__Requirement__. Return nothing but the lines from the line with "Read out every word on this page." through the last line of the entries that follow, copied exactly and free of pictures.

__Data listing__.
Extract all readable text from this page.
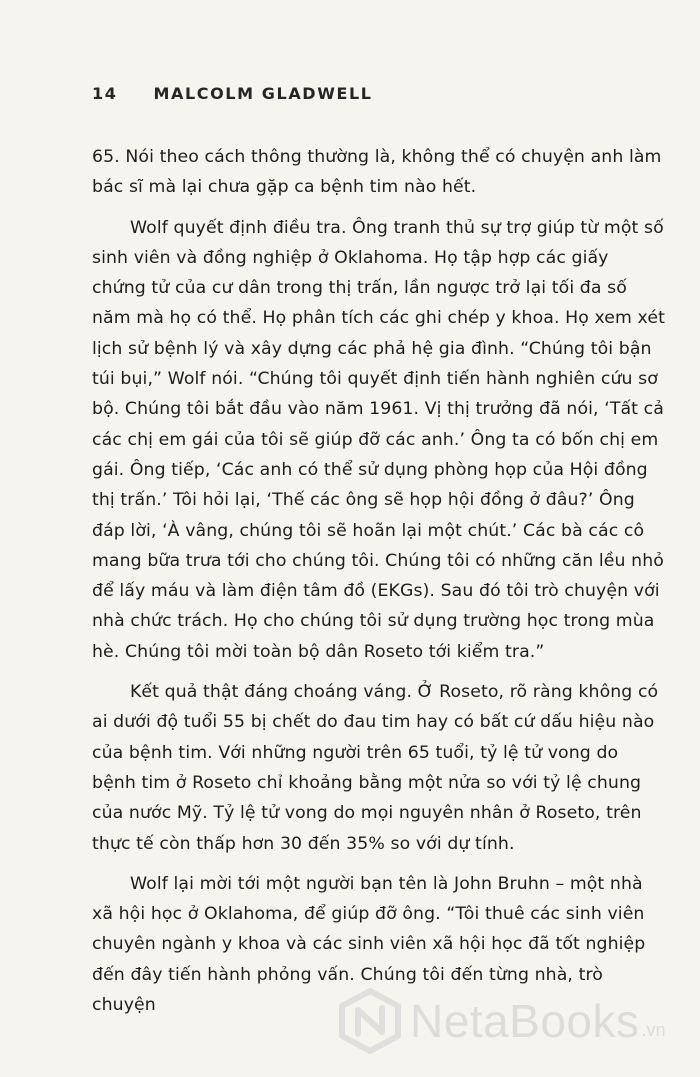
14 MALCOLM GLADWELL

65. Nói theo cách thông thường là, không thể có chuyện anh làm bác sĩ mà lại chưa gặp ca bệnh tim nào hết.

Wolf quyết định điều tra. Ông tranh thủ sự trợ giúp từ một số sinh viên và đồng nghiệp ở Oklahoma. Họ tập hợp các giấy chứng tử của cư dân trong thị trấn, lần ngược trở lại tối đa số năm mà họ có thể. Họ phân tích các ghi chép y khoa. Họ xem xét lịch sử bệnh lý và xây dựng các phả hệ gia đình. “Chúng tôi bận túi bụi,” Wolf nói. “Chúng tôi quyết định tiến hành nghiên cứu sơ bộ. Chúng tôi bắt đầu vào năm 1961. Vị thị trưởng đã nói, ‘Tất cả các chị em gái của tôi sẽ giúp đỡ các anh.’ Ông ta có bốn chị em gái. Ông tiếp, ‘Các anh có thể sử dụng phòng họp của Hội đồng thị trấn.’ Tôi hỏi lại, ‘Thế các ông sẽ họp hội đồng ở đâu?’ Ông đáp lời, ‘À vâng, chúng tôi sẽ hoãn lại một chút.’ Các bà các cô mang bữa trưa tới cho chúng tôi. Chúng tôi có những căn lều nhỏ để lấy máu và làm điện tâm đồ (EKGs). Sau đó tôi trò chuyện với nhà chức trách. Họ cho chúng tôi sử dụng trường học trong mùa hè. Chúng tôi mời toàn bộ dân Roseto tới kiểm tra.”

Kết quả thật đáng choáng váng. Ở Roseto, rõ ràng không có ai dưới độ tuổi 55 bị chết do đau tim hay có bất cứ dấu hiệu nào của bệnh tim. Với những người trên 65 tuổi, tỷ lệ tử vong do bệnh tim ở Roseto chỉ khoảng bằng một nửa so với tỷ lệ chung của nước Mỹ. Tỷ lệ tử vong do mọi nguyên nhân ở Roseto, trên thực tế còn thấp hơn 30 đến 35% so với dự tính.

Wolf lại mời tới một người bạn tên là John Bruhn – một nhà xã hội học ở Oklahoma, để giúp đỡ ông. “Tôi thuê các sinh viên chuyên ngành y khoa và các sinh viên xã hội học đã tốt nghiệp đến đây tiến hành phỏng vấn. Chúng tôi đến từng nhà, trò chuyện	NetaBooks .vn
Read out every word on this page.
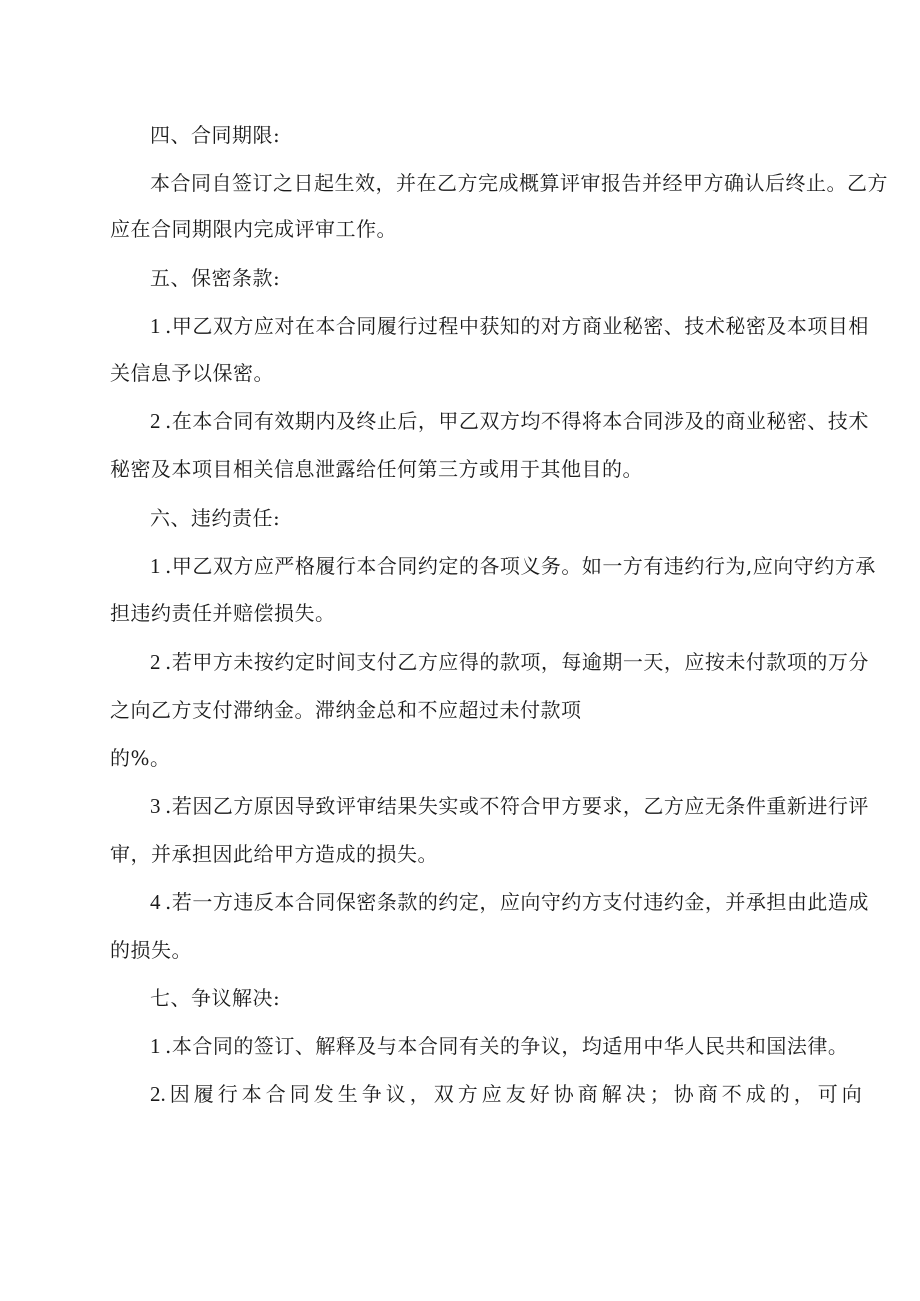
四、合同期限:
本合同自签订之日起生效，并在乙方完成概算评审报告并经甲方确认后终止。乙方
应在合同期限内完成评审工作。
五、保密条款:
1 .甲乙双方应对在本合同履行过程中获知的对方商业秘密、技术秘密及本项目相
关信息予以保密。
2 .在本合同有效期内及终止后，甲乙双方均不得将本合同涉及的商业秘密、技术
秘密及本项目相关信息泄露给任何第三方或用于其他目的。
六、违约责任:
1 .甲乙双方应严格履行本合同约定的各项义务。如一方有违约行为,应向守约方承
担违约责任并赔偿损失。
2 .若甲方未按约定时间支付乙方应得的款项，每逾期一天，应按未付款项的万分
之向乙方支付滞纳金。滞纳金总和不应超过未付款项
的%。
3 .若因乙方原因导致评审结果失实或不符合甲方要求，乙方应无条件重新进行评
审，并承担因此给甲方造成的损失。
4 .若一方违反本合同保密条款的约定，应向守约方支付违约金，并承担由此造成
的损失。
七、争议解决:
1 .本合同的签订、解释及与本合同有关的争议，均适用中华人民共和国法律。
2. 因履行本合同发生争议，双方应友好协商解决；协商不成的，可向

__Reply to the exercise__.
Read out every word on this page.
四、合同期限:
本合同自签订之日起生效，并在乙方完成概算评审报告并经甲方确认后终止。乙方
应在合同期限内完成评审工作。
五、保密条款:
1 .甲乙双方应对在本合同履行过程中获知的对方商业秘密、技术秘密及本项目相
关信息予以保密。
2 .在本合同有效期内及终止后，甲乙双方均不得将本合同涉及的商业秘密、技术
秘密及本项目相关信息泄露给任何第三方或用于其他目的。
六、违约责任:
1 .甲乙双方应严格履行本合同约定的各项义务。如一方有违约行为,应向守约方承
担违约责任并赔偿损失。
2 .若甲方未按约定时间支付乙方应得的款项，每逾期一天，应按未付款项的万分
之向乙方支付滞纳金。滞纳金总和不应超过未付款项
的%。
3 .若因乙方原因导致评审结果失实或不符合甲方要求，乙方应无条件重新进行评
审，并承担因此给甲方造成的损失。
4 .若一方违反本合同保密条款的约定，应向守约方支付违约金，并承担由此造成
的损失。
七、争议解决:
1 .本合同的签订、解释及与本合同有关的争议，均适用中华人民共和国法律。
2. 因履行本合同发生争议，双方应友好协商解决；协商不成的，可向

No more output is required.